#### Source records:
## START

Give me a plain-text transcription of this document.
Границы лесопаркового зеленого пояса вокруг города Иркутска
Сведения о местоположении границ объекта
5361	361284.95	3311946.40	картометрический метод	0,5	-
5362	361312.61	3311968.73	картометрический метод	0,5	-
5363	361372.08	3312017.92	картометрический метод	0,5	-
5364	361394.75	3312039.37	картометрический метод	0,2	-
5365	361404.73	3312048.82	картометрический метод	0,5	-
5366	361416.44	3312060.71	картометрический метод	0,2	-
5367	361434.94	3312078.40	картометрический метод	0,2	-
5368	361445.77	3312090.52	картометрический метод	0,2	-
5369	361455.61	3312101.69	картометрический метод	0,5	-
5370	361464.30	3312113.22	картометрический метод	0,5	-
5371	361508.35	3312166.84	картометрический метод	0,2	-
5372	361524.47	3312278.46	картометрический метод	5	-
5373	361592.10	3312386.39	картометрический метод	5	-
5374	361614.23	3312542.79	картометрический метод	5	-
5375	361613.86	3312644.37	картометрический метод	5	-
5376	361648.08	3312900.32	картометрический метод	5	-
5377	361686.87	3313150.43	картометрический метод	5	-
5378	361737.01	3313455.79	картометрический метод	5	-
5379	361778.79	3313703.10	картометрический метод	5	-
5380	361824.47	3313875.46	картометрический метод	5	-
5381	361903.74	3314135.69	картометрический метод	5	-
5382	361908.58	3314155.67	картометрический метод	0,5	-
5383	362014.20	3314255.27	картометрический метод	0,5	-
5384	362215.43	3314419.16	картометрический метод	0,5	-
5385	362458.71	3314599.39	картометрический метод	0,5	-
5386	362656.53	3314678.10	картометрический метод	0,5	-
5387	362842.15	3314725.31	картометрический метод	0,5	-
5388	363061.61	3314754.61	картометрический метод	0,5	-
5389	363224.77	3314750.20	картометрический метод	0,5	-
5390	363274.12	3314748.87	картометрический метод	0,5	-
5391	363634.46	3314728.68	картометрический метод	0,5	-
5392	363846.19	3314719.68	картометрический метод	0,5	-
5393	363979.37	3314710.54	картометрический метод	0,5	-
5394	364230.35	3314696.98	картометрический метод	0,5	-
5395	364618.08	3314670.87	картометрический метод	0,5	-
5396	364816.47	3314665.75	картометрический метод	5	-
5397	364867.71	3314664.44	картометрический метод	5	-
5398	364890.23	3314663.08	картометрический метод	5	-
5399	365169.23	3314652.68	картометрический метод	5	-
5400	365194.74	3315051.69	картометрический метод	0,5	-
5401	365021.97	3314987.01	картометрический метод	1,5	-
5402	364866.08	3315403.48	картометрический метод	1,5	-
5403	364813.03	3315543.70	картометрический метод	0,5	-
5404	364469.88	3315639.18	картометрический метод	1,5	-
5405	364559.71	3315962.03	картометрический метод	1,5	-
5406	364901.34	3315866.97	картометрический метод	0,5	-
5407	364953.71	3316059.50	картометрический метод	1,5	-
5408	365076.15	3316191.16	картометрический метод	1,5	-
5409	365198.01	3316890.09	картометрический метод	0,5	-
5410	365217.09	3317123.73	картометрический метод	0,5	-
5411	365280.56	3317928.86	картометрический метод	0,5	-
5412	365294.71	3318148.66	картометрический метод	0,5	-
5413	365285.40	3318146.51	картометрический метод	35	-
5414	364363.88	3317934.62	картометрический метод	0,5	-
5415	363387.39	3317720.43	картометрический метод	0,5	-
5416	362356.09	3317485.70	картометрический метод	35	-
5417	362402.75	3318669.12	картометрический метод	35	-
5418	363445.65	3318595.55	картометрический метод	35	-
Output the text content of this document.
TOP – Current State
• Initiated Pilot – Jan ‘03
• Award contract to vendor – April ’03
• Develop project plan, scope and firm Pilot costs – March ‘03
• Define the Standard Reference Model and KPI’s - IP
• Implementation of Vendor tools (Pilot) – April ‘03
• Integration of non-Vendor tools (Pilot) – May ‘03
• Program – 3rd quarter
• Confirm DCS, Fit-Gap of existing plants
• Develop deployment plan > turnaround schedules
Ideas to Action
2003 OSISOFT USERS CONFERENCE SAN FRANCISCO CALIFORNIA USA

## END

Quote all of the entries exactly as they appear.

Give me a plain-text transcription of this document.
Границы лесопаркового зеленого пояса вокруг города Иркутска
Сведения о местоположении границ объекта
5361	361284.95	3311946.40	картометрический метод	0,5	-
5362	361312.61	3311968.73	картометрический метод	0,5	-
5363	361372.08	3312017.92	картометрический метод	0,5	-
5364	361394.75	3312039.37	картометрический метод	0,2	-
5365	361404.73	3312048.82	картометрический метод	0,5	-
5366	361416.44	3312060.71	картометрический метод	0,2	-
5367	361434.94	3312078.40	картометрический метод	0,2	-
5368	361445.77	3312090.52	картометрический метод	0,2	-
5369	361455.61	3312101.69	картометрический метод	0,5	-
5370	361464.30	3312113.22	картометрический метод	0,5	-
5371	361508.35	3312166.84	картометрический метод	0,2	-
5372	361524.47	3312278.46	картометрический метод	5	-
5373	361592.10	3312386.39	картометрический метод	5	-
5374	361614.23	3312542.79	картометрический метод	5	-
5375	361613.86	3312644.37	картометрический метод	5	-
5376	361648.08	3312900.32	картометрический метод	5	-
5377	361686.87	3313150.43	картометрический метод	5	-
5378	361737.01	3313455.79	картометрический метод	5	-
5379	361778.79	3313703.10	картометрический метод	5	-
5380	361824.47	3313875.46	картометрический метод	5	-
5381	361903.74	3314135.69	картометрический метод	5	-
5382	361908.58	3314155.67	картометрический метод	0,5	-
5383	362014.20	3314255.27	картометрический метод	0,5	-
5384	362215.43	3314419.16	картометрический метод	0,5	-
5385	362458.71	3314599.39	картометрический метод	0,5	-
5386	362656.53	3314678.10	картометрический метод	0,5	-
5387	362842.15	3314725.31	картометрический метод	0,5	-
5388	363061.61	3314754.61	картометрический метод	0,5	-
5389	363224.77	3314750.20	картометрический метод	0,5	-
5390	363274.12	3314748.87	картометрический метод	0,5	-
5391	363634.46	3314728.68	картометрический метод	0,5	-
5392	363846.19	3314719.68	картометрический метод	0,5	-
5393	363979.37	3314710.54	картометрический метод	0,5	-
5394	364230.35	3314696.98	картометрический метод	0,5	-
5395	364618.08	3314670.87	картометрический метод	0,5	-
5396	364816.47	3314665.75	картометрический метод	5	-
5397	364867.71	3314664.44	картометрический метод	5	-
5398	364890.23	3314663.08	картометрический метод	5	-
5399	365169.23	3314652.68	картометрический метод	5	-
5400	365194.74	3315051.69	картометрический метод	0,5	-
5401	365021.97	3314987.01	картометрический метод	1,5	-
5402	364866.08	3315403.48	картометрический метод	1,5	-
5403	364813.03	3315543.70	картометрический метод	0,5	-
5404	364469.88	3315639.18	картометрический метод	1,5	-
5405	364559.71	3315962.03	картометрический метод	1,5	-
5406	364901.34	3315866.97	картометрический метод	0,5	-
5407	364953.71	3316059.50	картометрический метод	1,5	-
5408	365076.15	3316191.16	картометрический метод	1,5	-
5409	365198.01	3316890.09	картометрический метод	0,5	-
5410	365217.09	3317123.73	картометрический метод	0,5	-
5411	365280.56	3317928.86	картометрический метод	0,5	-
5412	365294.71	3318148.66	картометрический метод	0,5	-
5413	365285.40	3318146.51	картометрический метод	35	-
5414	364363.88	3317934.62	картометрический метод	0,5	-
5415	363387.39	3317720.43	картометрический метод	0,5	-
5416	362356.09	3317485.70	картометрический метод	35	-
5417	362402.75	3318669.12	картометрический метод	35	-
5418	363445.65	3318595.55	картометрический метод	35	-
Output the text content of this document.
TOP – Current State
• Initiated Pilot – Jan ‘03
• Award contract to vendor – April ’03
• Develop project plan, scope and firm Pilot costs – March ‘03
• Define the Standard Reference Model and KPI’s - IP
• Implementation of Vendor tools (Pilot) – April ‘03
• Integration of non-Vendor tools (Pilot) – May ‘03
• Program – 3rd quarter
• Confirm DCS, Fit-Gap of existing plants
• Develop deployment plan > turnaround schedules
Ideas to Action
2003 OSISOFT USERS CONFERENCE SAN FRANCISCO CALIFORNIA USA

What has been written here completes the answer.